START

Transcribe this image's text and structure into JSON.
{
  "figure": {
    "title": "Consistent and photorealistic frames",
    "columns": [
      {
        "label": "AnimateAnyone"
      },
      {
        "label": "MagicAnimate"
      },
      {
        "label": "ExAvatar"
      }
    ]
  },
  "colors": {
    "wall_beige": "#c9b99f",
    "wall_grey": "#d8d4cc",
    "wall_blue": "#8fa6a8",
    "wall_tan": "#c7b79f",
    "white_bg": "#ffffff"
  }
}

END

### What you need to do
Identify the lines in the entries that hold "label" and return each one.

### Written answer
        "label": "AnimateAnyone"
        "label": "MagicAnimate"
        "label": "ExAvatar"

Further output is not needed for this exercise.